Write out the entries below once more, exactly.

---- Exercise inputs

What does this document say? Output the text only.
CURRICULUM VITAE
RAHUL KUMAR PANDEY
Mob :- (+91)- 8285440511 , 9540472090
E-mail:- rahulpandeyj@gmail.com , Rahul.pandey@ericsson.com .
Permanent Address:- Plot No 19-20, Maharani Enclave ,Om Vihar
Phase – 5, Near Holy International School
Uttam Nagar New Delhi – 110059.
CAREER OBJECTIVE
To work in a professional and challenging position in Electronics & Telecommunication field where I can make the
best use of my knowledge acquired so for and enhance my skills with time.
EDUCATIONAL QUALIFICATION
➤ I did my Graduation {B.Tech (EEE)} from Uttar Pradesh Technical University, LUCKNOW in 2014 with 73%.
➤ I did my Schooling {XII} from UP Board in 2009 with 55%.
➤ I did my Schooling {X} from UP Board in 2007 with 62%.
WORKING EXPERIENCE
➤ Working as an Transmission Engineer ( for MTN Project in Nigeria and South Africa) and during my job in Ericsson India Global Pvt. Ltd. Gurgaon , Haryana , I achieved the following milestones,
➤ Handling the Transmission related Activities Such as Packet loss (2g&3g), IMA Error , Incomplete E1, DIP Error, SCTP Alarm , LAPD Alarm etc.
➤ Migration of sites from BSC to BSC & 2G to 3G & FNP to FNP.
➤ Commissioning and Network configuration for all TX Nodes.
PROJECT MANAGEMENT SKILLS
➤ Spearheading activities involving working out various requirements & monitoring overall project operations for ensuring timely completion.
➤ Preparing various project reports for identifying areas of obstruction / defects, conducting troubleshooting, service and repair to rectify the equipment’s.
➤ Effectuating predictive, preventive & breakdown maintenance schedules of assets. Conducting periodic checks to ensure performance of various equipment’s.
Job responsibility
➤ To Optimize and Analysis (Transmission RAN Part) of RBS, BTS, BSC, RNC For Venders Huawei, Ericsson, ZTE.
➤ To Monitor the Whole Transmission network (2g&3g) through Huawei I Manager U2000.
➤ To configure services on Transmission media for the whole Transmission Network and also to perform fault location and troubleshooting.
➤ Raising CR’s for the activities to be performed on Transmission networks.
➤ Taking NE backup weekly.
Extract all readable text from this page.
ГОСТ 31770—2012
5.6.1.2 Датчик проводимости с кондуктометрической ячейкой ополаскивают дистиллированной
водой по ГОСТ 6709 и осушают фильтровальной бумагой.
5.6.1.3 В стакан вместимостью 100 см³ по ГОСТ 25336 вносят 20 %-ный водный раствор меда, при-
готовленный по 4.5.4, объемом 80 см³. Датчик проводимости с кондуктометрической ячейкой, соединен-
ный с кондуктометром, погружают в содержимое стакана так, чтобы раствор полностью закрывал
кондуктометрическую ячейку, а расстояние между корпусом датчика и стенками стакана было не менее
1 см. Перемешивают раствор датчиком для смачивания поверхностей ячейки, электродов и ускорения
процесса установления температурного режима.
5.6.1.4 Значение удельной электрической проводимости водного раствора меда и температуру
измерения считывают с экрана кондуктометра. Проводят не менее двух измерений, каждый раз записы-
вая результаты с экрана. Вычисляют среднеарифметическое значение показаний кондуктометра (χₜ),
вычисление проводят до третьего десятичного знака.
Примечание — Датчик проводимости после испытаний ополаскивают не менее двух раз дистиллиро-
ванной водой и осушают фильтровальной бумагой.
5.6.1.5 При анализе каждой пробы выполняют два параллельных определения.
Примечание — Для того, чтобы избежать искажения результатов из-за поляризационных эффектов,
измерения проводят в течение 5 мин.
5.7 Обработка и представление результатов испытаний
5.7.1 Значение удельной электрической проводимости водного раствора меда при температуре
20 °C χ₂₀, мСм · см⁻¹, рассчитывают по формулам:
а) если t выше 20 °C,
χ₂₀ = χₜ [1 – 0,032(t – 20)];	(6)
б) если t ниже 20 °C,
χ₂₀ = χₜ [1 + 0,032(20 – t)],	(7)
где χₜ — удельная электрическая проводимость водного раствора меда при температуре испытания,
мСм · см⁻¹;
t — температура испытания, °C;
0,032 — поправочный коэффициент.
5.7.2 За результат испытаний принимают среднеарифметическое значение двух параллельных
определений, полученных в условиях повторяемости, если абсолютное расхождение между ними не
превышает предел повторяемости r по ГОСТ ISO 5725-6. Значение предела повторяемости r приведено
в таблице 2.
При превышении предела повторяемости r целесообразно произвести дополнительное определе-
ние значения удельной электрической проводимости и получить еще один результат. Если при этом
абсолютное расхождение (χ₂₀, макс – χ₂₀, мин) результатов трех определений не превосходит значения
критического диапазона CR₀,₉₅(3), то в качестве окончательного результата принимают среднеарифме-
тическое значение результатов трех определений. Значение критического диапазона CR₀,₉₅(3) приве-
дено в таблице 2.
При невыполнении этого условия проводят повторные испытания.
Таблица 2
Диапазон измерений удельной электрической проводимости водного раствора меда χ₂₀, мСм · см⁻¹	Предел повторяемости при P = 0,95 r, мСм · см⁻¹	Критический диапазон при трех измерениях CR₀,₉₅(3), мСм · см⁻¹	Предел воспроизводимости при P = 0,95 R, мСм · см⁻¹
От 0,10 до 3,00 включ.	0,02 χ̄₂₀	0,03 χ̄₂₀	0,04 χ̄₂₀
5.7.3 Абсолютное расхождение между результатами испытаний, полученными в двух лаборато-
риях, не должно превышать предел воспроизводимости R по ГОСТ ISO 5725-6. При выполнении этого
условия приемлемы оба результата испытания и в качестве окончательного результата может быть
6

--------

(Solution for this task):
What does this document say? Output the text only.
CURRICULUM VITAE
RAHUL KUMAR PANDEY
Mob :- (+91)- 8285440511 , 9540472090
E-mail:- rahulpandeyj@gmail.com , Rahul.pandey@ericsson.com .
Permanent Address:- Plot No 19-20, Maharani Enclave ,Om Vihar
Phase – 5, Near Holy International School
Uttam Nagar New Delhi – 110059.
CAREER OBJECTIVE
To work in a professional and challenging position in Electronics & Telecommunication field where I can make the
best use of my knowledge acquired so for and enhance my skills with time.
EDUCATIONAL QUALIFICATION
➤ I did my Graduation {B.Tech (EEE)} from Uttar Pradesh Technical University, LUCKNOW in 2014 with 73%.
➤ I did my Schooling {XII} from UP Board in 2009 with 55%.
➤ I did my Schooling {X} from UP Board in 2007 with 62%.
WORKING EXPERIENCE
➤ Working as an Transmission Engineer ( for MTN Project in Nigeria and South Africa) and during my job in Ericsson India Global Pvt. Ltd. Gurgaon , Haryana , I achieved the following milestones,
➤ Handling the Transmission related Activities Such as Packet loss (2g&3g), IMA Error , Incomplete E1, DIP Error, SCTP Alarm , LAPD Alarm etc.
➤ Migration of sites from BSC to BSC & 2G to 3G & FNP to FNP.
➤ Commissioning and Network configuration for all TX Nodes.
PROJECT MANAGEMENT SKILLS
➤ Spearheading activities involving working out various requirements & monitoring overall project operations for ensuring timely completion.
➤ Preparing various project reports for identifying areas of obstruction / defects, conducting troubleshooting, service and repair to rectify the equipment’s.
➤ Effectuating predictive, preventive & breakdown maintenance schedules of assets. Conducting periodic checks to ensure performance of various equipment’s.
Job responsibility
➤ To Optimize and Analysis (Transmission RAN Part) of RBS, BTS, BSC, RNC For Venders Huawei, Ericsson, ZTE.
➤ To Monitor the Whole Transmission network (2g&3g) through Huawei I Manager U2000.
➤ To configure services on Transmission media for the whole Transmission Network and also to perform fault location and troubleshooting.
➤ Raising CR’s for the activities to be performed on Transmission networks.
➤ Taking NE backup weekly.
Extract all readable text from this page.
ГОСТ 31770—2012
5.6.1.2 Датчик проводимости с кондуктометрической ячейкой ополаскивают дистиллированной
водой по ГОСТ 6709 и осушают фильтровальной бумагой.
5.6.1.3 В стакан вместимостью 100 см³ по ГОСТ 25336 вносят 20 %-ный водный раствор меда, при-
готовленный по 4.5.4, объемом 80 см³. Датчик проводимости с кондуктометрической ячейкой, соединен-
ный с кондуктометром, погружают в содержимое стакана так, чтобы раствор полностью закрывал
кондуктометрическую ячейку, а расстояние между корпусом датчика и стенками стакана было не менее
1 см. Перемешивают раствор датчиком для смачивания поверхностей ячейки, электродов и ускорения
процесса установления температурного режима.
5.6.1.4 Значение удельной электрической проводимости водного раствора меда и температуру
измерения считывают с экрана кондуктометра. Проводят не менее двух измерений, каждый раз записы-
вая результаты с экрана. Вычисляют среднеарифметическое значение показаний кондуктометра (χₜ),
вычисление проводят до третьего десятичного знака.
Примечание — Датчик проводимости после испытаний ополаскивают не менее двух раз дистиллиро-
ванной водой и осушают фильтровальной бумагой.
5.6.1.5 При анализе каждой пробы выполняют два параллельных определения.
Примечание — Для того, чтобы избежать искажения результатов из-за поляризационных эффектов,
измерения проводят в течение 5 мин.
5.7 Обработка и представление результатов испытаний
5.7.1 Значение удельной электрической проводимости водного раствора меда при температуре
20 °C χ₂₀, мСм · см⁻¹, рассчитывают по формулам:
а) если t выше 20 °C,
χ₂₀ = χₜ [1 – 0,032(t – 20)];	(6)
б) если t ниже 20 °C,
χ₂₀ = χₜ [1 + 0,032(20 – t)],	(7)
где χₜ — удельная электрическая проводимость водного раствора меда при температуре испытания,
мСм · см⁻¹;
t — температура испытания, °C;
0,032 — поправочный коэффициент.
5.7.2 За результат испытаний принимают среднеарифметическое значение двух параллельных
определений, полученных в условиях повторяемости, если абсолютное расхождение между ними не
превышает предел повторяемости r по ГОСТ ISO 5725-6. Значение предела повторяемости r приведено
в таблице 2.
При превышении предела повторяемости r целесообразно произвести дополнительное определе-
ние значения удельной электрической проводимости и получить еще один результат. Если при этом
абсолютное расхождение (χ₂₀, макс – χ₂₀, мин) результатов трех определений не превосходит значения
критического диапазона CR₀,₉₅(3), то в качестве окончательного результата принимают среднеарифме-
тическое значение результатов трех определений. Значение критического диапазона CR₀,₉₅(3) приве-
дено в таблице 2.
При невыполнении этого условия проводят повторные испытания.
Таблица 2
Диапазон измерений удельной электрической проводимости водного раствора меда χ₂₀, мСм · см⁻¹	Предел повторяемости при P = 0,95 r, мСм · см⁻¹	Критический диапазон при трех измерениях CR₀,₉₅(3), мСм · см⁻¹	Предел воспроизводимости при P = 0,95 R, мСм · см⁻¹
От 0,10 до 3,00 включ.	0,02 χ̄₂₀	0,03 χ̄₂₀	0,04 χ̄₂₀
5.7.3 Абсолютное расхождение между результатами испытаний, полученными в двух лаборато-
риях, не должно превышать предел воспроизводимости R по ГОСТ ISO 5725-6. При выполнении этого
условия приемлемы оба результата испытания и в качестве окончательного результата может быть
6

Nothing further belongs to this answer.